- [YOUR OBJECTIVE]: Repeat the material in full. Keep every line exactly as it is.

- [DATA LINES]:
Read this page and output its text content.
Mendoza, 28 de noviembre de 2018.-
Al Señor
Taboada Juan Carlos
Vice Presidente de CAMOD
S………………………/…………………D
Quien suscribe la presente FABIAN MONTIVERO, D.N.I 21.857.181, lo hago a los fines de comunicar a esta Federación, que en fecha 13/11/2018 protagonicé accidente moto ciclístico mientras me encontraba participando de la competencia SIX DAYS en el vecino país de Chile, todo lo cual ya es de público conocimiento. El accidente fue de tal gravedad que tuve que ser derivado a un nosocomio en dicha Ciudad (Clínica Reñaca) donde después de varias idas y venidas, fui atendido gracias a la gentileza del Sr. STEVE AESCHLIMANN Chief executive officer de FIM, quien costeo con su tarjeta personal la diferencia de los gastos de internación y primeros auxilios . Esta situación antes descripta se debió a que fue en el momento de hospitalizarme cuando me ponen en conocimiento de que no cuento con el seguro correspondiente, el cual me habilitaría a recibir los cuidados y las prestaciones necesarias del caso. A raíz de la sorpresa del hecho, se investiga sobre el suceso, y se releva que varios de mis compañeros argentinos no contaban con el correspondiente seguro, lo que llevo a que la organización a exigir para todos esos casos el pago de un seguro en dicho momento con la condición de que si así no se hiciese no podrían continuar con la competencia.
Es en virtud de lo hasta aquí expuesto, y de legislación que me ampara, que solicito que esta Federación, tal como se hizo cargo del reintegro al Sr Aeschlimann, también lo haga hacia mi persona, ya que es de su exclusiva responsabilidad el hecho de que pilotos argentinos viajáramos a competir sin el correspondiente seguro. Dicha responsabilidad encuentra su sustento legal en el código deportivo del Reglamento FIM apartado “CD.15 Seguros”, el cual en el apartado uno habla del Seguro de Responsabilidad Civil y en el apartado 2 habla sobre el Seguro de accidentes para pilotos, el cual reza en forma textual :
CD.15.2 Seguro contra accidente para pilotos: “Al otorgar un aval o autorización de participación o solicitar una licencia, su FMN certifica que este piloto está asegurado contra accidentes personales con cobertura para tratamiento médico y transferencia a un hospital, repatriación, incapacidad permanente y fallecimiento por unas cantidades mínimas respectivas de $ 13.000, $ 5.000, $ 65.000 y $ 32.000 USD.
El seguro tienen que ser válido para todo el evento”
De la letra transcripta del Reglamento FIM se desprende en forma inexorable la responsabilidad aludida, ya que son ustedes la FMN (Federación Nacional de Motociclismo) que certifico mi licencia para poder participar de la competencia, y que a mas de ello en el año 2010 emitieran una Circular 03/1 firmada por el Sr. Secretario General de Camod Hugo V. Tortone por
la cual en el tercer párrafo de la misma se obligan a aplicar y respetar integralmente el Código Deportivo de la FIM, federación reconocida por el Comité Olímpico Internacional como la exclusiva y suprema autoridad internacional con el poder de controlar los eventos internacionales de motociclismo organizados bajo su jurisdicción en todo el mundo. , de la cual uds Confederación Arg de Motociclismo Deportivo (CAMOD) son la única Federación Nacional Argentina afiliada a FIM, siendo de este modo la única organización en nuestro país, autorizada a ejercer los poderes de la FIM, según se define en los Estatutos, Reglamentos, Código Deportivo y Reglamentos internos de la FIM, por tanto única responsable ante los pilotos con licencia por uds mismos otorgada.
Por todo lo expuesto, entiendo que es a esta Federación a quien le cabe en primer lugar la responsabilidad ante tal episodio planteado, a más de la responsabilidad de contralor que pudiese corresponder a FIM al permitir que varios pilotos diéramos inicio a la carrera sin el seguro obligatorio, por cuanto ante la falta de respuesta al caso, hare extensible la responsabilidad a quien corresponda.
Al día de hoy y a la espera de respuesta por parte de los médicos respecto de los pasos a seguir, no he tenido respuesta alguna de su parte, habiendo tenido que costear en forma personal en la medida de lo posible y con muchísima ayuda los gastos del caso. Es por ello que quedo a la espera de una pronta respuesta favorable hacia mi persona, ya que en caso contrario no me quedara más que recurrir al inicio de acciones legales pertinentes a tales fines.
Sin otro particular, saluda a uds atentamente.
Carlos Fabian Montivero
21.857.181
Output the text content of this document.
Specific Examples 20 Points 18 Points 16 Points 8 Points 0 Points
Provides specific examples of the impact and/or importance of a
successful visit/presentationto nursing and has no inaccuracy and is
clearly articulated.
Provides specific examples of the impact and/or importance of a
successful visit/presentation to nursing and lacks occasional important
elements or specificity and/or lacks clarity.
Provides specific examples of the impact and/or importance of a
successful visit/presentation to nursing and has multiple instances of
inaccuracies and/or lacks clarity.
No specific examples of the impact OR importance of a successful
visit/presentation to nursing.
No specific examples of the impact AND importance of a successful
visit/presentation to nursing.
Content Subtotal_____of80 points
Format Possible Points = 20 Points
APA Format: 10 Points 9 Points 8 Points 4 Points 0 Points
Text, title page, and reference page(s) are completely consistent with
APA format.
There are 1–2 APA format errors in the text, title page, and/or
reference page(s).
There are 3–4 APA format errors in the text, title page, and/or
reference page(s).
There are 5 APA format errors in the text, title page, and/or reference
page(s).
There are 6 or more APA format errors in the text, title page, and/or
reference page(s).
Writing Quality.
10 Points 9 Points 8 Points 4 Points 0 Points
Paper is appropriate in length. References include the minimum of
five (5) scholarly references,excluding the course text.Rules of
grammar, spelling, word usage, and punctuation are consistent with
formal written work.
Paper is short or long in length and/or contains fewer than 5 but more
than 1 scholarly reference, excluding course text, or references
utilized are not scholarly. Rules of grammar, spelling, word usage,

- [SOLUTION FOR THIS PROBLEM]:
Read this page and output its text content.
Mendoza, 28 de noviembre de 2018.-
Al Señor
Taboada Juan Carlos
Vice Presidente de CAMOD
S………………………/…………………D
Quien suscribe la presente FABIAN MONTIVERO, D.N.I 21.857.181, lo hago a los fines de comunicar a esta Federación, que en fecha 13/11/2018 protagonicé accidente moto ciclístico mientras me encontraba participando de la competencia SIX DAYS en el vecino país de Chile, todo lo cual ya es de público conocimiento. El accidente fue de tal gravedad que tuve que ser derivado a un nosocomio en dicha Ciudad (Clínica Reñaca) donde después de varias idas y venidas, fui atendido gracias a la gentileza del Sr. STEVE AESCHLIMANN Chief executive officer de FIM, quien costeo con su tarjeta personal la diferencia de los gastos de internación y primeros auxilios . Esta situación antes descripta se debió a que fue en el momento de hospitalizarme cuando me ponen en conocimiento de que no cuento con el seguro correspondiente, el cual me habilitaría a recibir los cuidados y las prestaciones necesarias del caso. A raíz de la sorpresa del hecho, se investiga sobre el suceso, y se releva que varios de mis compañeros argentinos no contaban con el correspondiente seguro, lo que llevo a que la organización a exigir para todos esos casos el pago de un seguro en dicho momento con la condición de que si así no se hiciese no podrían continuar con la competencia.
Es en virtud de lo hasta aquí expuesto, y de legislación que me ampara, que solicito que esta Federación, tal como se hizo cargo del reintegro al Sr Aeschlimann, también lo haga hacia mi persona, ya que es de su exclusiva responsabilidad el hecho de que pilotos argentinos viajáramos a competir sin el correspondiente seguro. Dicha responsabilidad encuentra su sustento legal en el código deportivo del Reglamento FIM apartado “CD.15 Seguros”, el cual en el apartado uno habla del Seguro de Responsabilidad Civil y en el apartado 2 habla sobre el Seguro de accidentes para pilotos, el cual reza en forma textual :
CD.15.2 Seguro contra accidente para pilotos: “Al otorgar un aval o autorización de participación o solicitar una licencia, su FMN certifica que este piloto está asegurado contra accidentes personales con cobertura para tratamiento médico y transferencia a un hospital, repatriación, incapacidad permanente y fallecimiento por unas cantidades mínimas respectivas de $ 13.000, $ 5.000, $ 65.000 y $ 32.000 USD.
El seguro tienen que ser válido para todo el evento”
De la letra transcripta del Reglamento FIM se desprende en forma inexorable la responsabilidad aludida, ya que son ustedes la FMN (Federación Nacional de Motociclismo) que certifico mi licencia para poder participar de la competencia, y que a mas de ello en el año 2010 emitieran una Circular 03/1 firmada por el Sr. Secretario General de Camod Hugo V. Tortone por
la cual en el tercer párrafo de la misma se obligan a aplicar y respetar integralmente el Código Deportivo de la FIM, federación reconocida por el Comité Olímpico Internacional como la exclusiva y suprema autoridad internacional con el poder de controlar los eventos internacionales de motociclismo organizados bajo su jurisdicción en todo el mundo. , de la cual uds Confederación Arg de Motociclismo Deportivo (CAMOD) son la única Federación Nacional Argentina afiliada a FIM, siendo de este modo la única organización en nuestro país, autorizada a ejercer los poderes de la FIM, según se define en los Estatutos, Reglamentos, Código Deportivo y Reglamentos internos de la FIM, por tanto única responsable ante los pilotos con licencia por uds mismos otorgada.
Por todo lo expuesto, entiendo que es a esta Federación a quien le cabe en primer lugar la responsabilidad ante tal episodio planteado, a más de la responsabilidad de contralor que pudiese corresponder a FIM al permitir que varios pilotos diéramos inicio a la carrera sin el seguro obligatorio, por cuanto ante la falta de respuesta al caso, hare extensible la responsabilidad a quien corresponda.
Al día de hoy y a la espera de respuesta por parte de los médicos respecto de los pasos a seguir, no he tenido respuesta alguna de su parte, habiendo tenido que costear en forma personal en la medida de lo posible y con muchísima ayuda los gastos del caso. Es por ello que quedo a la espera de una pronta respuesta favorable hacia mi persona, ya que en caso contrario no me quedara más que recurrir al inicio de acciones legales pertinentes a tales fines.
Sin otro particular, saluda a uds atentamente.
Carlos Fabian Montivero
21.857.181
Output the text content of this document.
Specific Examples 20 Points 18 Points 16 Points 8 Points 0 Points
Provides specific examples of the impact and/or importance of a
successful visit/presentationto nursing and has no inaccuracy and is
clearly articulated.
Provides specific examples of the impact and/or importance of a
successful visit/presentation to nursing and lacks occasional important
elements or specificity and/or lacks clarity.
Provides specific examples of the impact and/or importance of a
successful visit/presentation to nursing and has multiple instances of
inaccuracies and/or lacks clarity.
No specific examples of the impact OR importance of a successful
visit/presentation to nursing.
No specific examples of the impact AND importance of a successful
visit/presentation to nursing.
Content Subtotal_____of80 points
Format Possible Points = 20 Points
APA Format: 10 Points 9 Points 8 Points 4 Points 0 Points
Text, title page, and reference page(s) are completely consistent with
APA format.
There are 1–2 APA format errors in the text, title page, and/or
reference page(s).
There are 3–4 APA format errors in the text, title page, and/or
reference page(s).
There are 5 APA format errors in the text, title page, and/or reference
page(s).
There are 6 or more APA format errors in the text, title page, and/or
reference page(s).
Writing Quality.
10 Points 9 Points 8 Points 4 Points 0 Points
Paper is appropriate in length. References include the minimum of
five (5) scholarly references,excluding the course text.Rules of
grammar, spelling, word usage, and punctuation are consistent with
formal written work.
Paper is short or long in length and/or contains fewer than 5 but more
than 1 scholarly reference, excluding course text, or references
utilized are not scholarly. Rules of grammar, spelling, word usage,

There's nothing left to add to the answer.